INSTRUCTIONS FOR THE TASK:
Spot each line in the records below where the word "name" occurs, then copy it.

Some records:
--------------------
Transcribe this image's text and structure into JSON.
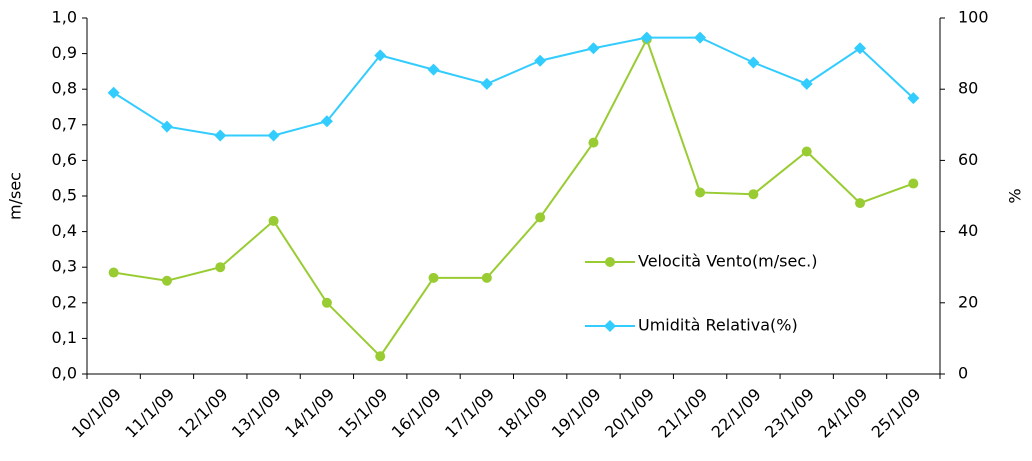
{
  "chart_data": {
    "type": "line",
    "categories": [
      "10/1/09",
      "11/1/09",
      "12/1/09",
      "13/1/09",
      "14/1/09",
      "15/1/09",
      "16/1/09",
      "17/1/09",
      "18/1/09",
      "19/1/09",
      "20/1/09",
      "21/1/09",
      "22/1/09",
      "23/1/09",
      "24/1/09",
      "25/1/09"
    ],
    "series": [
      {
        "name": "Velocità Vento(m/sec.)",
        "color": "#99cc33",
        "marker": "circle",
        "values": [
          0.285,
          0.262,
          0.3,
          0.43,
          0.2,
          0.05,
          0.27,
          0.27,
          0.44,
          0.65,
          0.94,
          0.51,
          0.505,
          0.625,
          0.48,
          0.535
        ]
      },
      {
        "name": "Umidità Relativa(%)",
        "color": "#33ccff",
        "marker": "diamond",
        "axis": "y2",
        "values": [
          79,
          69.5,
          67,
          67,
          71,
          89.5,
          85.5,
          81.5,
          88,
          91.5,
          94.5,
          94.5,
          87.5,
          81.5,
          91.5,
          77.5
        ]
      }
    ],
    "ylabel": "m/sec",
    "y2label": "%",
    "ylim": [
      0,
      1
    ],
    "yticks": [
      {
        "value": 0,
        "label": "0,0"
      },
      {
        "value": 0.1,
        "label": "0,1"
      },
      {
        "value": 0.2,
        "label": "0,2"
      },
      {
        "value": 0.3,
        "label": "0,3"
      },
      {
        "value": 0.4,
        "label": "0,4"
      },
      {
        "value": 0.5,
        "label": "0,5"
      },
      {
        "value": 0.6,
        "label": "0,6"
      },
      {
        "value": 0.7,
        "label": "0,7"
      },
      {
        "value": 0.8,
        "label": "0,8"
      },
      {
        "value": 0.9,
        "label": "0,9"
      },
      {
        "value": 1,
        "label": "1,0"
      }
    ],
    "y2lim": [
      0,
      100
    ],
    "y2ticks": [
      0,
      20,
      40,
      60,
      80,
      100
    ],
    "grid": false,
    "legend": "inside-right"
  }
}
--------------------
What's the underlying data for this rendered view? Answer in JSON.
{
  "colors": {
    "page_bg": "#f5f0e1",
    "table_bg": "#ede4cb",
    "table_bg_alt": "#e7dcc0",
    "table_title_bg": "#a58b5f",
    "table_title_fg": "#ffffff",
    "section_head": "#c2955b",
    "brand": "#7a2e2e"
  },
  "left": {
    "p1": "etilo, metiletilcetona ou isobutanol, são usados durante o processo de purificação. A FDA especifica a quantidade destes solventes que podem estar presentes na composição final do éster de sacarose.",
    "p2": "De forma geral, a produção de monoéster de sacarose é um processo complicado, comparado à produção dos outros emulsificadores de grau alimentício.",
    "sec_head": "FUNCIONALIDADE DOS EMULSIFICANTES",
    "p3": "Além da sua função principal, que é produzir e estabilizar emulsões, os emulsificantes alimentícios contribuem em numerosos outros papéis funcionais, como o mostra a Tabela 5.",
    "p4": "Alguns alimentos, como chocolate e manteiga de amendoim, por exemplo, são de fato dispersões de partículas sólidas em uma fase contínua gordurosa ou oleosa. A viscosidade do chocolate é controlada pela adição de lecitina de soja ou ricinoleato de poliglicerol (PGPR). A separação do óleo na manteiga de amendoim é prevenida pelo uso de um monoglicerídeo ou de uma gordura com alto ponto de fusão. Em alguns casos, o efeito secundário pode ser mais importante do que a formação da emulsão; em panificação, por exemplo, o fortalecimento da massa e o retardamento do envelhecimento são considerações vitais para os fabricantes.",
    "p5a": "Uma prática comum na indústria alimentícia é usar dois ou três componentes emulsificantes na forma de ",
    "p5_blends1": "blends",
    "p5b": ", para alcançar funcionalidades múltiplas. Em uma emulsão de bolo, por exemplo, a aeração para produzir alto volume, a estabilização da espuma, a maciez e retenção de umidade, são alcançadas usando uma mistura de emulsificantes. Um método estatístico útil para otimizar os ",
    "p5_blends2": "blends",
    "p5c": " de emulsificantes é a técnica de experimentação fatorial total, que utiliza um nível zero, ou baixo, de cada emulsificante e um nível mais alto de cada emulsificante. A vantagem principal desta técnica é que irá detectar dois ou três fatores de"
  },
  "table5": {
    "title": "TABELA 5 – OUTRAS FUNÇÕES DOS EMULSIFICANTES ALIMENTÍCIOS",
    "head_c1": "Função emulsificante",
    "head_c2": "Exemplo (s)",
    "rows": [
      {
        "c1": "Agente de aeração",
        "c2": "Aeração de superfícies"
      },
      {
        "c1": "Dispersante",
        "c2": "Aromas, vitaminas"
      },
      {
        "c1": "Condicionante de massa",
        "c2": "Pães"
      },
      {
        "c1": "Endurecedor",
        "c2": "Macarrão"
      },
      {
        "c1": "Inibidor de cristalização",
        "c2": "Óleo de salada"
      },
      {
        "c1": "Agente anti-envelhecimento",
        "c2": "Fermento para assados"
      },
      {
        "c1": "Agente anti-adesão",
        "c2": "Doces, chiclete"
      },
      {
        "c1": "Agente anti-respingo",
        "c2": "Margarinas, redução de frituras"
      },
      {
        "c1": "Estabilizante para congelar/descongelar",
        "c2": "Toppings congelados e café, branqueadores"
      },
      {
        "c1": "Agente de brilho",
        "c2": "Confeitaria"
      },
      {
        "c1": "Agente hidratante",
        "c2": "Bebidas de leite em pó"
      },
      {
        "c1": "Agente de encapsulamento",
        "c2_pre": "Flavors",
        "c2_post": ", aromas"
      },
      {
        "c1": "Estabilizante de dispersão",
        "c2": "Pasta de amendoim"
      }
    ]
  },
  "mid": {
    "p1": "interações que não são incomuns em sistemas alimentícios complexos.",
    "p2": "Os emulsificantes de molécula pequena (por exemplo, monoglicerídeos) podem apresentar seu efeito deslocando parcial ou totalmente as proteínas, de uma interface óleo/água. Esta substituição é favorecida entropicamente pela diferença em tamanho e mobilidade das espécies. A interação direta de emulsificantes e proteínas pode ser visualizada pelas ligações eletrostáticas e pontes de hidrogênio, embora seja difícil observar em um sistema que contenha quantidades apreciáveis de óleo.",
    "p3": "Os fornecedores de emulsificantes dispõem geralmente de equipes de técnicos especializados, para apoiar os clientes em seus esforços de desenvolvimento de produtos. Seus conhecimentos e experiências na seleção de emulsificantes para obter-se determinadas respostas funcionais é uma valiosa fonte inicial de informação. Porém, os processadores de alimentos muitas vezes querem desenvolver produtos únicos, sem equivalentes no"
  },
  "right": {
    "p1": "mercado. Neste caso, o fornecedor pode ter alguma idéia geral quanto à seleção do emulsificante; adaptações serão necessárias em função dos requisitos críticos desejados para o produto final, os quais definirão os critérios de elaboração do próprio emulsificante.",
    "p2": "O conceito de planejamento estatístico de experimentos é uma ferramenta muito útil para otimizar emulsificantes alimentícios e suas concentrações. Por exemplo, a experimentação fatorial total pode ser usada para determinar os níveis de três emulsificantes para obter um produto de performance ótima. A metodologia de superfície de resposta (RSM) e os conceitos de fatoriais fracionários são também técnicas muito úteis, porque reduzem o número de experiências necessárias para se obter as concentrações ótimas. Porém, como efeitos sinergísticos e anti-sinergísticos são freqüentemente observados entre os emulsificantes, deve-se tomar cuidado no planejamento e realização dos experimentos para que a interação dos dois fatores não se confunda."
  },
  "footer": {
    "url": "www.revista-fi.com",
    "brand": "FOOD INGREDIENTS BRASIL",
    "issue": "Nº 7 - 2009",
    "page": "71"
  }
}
--------------------
EXERCISE RESPONSE:
        "name": "Velocità Vento(m/sec.)",
        "name": "Umidità Relativa(%)",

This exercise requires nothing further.